§ Exercise goal
Exactly repeat the material, dropping every picture from the copy.

━━━━━━━━━━━━━━━━

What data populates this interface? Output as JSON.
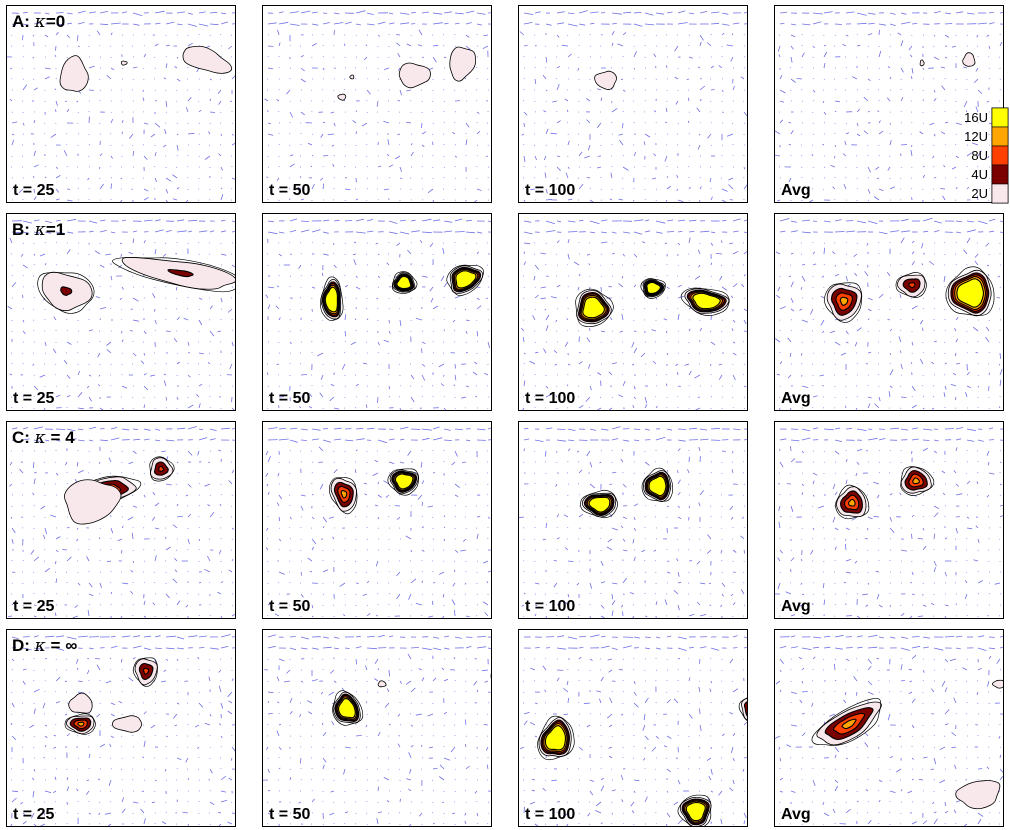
{
  "rows": [
    {
      "label_prefix": "A: ",
      "kappa": "κ",
      "kappa_value": "=0"
    },
    {
      "label_prefix": "B: ",
      "kappa": "κ",
      "kappa_value": "=1"
    },
    {
      "label_prefix": "C: ",
      "kappa": "κ",
      "kappa_value": " = 4"
    },
    {
      "label_prefix": "D: ",
      "kappa": "κ",
      "kappa_value": " = ∞"
    }
  ],
  "columns": [
    "t = 25",
    "t = 50",
    "t = 100",
    "Avg"
  ],
  "legend": {
    "items": [
      {
        "label": "16U",
        "color": "#ffff00"
      },
      {
        "label": "12U",
        "color": "#ffa500"
      },
      {
        "label": "8U",
        "color": "#ff4000"
      },
      {
        "label": "4U",
        "color": "#7a0000"
      },
      {
        "label": "2U",
        "color": "#f8e8ec"
      }
    ]
  },
  "colors": {
    "vector": "#6f6fe6",
    "contour": "#000000",
    "frame": "#000000"
  },
  "contour_levels": [
    "2U",
    "4U",
    "8U",
    "12U",
    "16U"
  ]
}
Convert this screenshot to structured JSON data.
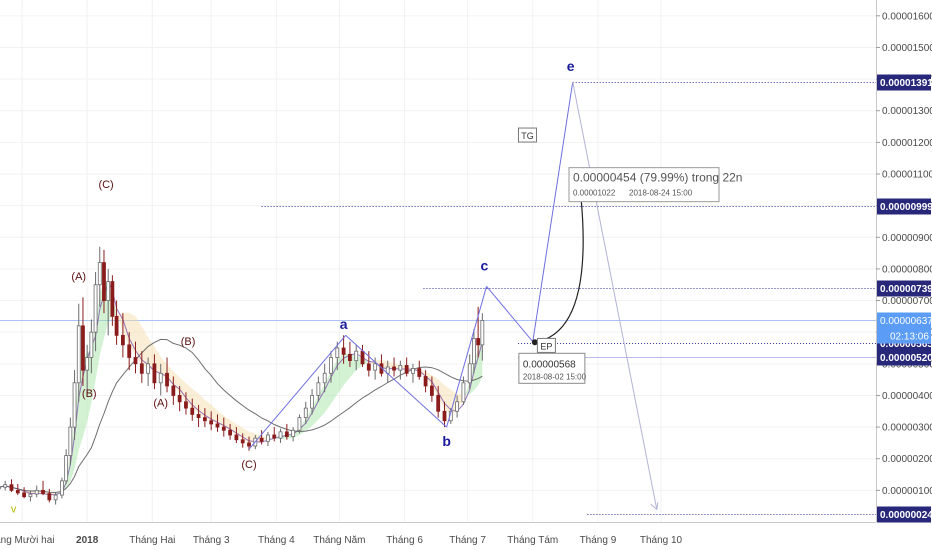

━━━━━━━━━━━━━━━━

§ Answer
What data populates this interface? Output as JSON.
{
  "rows": [
    {
      "label_prefix": "A: ",
      "kappa": "κ",
      "kappa_value": "=0"
    },
    {
      "label_prefix": "B: ",
      "kappa": "κ",
      "kappa_value": "=1"
    },
    {
      "label_prefix": "C: ",
      "kappa": "κ",
      "kappa_value": " = 4"
    },
    {
      "label_prefix": "D: ",
      "kappa": "κ",
      "kappa_value": " = ∞"
    }
  ],
  "columns": [
    "t = 25",
    "t = 50",
    "t = 100",
    "Avg"
  ],
  "legend": {
    "items": [
      {
        "label": "16U",
        "color": "#ffff00"
      },
      {
        "label": "12U",
        "color": "#ffa500"
      },
      {
        "label": "8U",
        "color": "#ff4000"
      },
      {
        "label": "4U",
        "color": "#7a0000"
      },
      {
        "label": "2U",
        "color": "#f8e8ec"
      }
    ]
  },
  "colors": {
    "vector": "#6f6fe6",
    "contour": "#000000",
    "frame": "#000000"
  },
  "contour_levels": [
    "2U",
    "4U",
    "8U",
    "12U",
    "16U"
  ]
}
Convert this screenshot to structured JSON data.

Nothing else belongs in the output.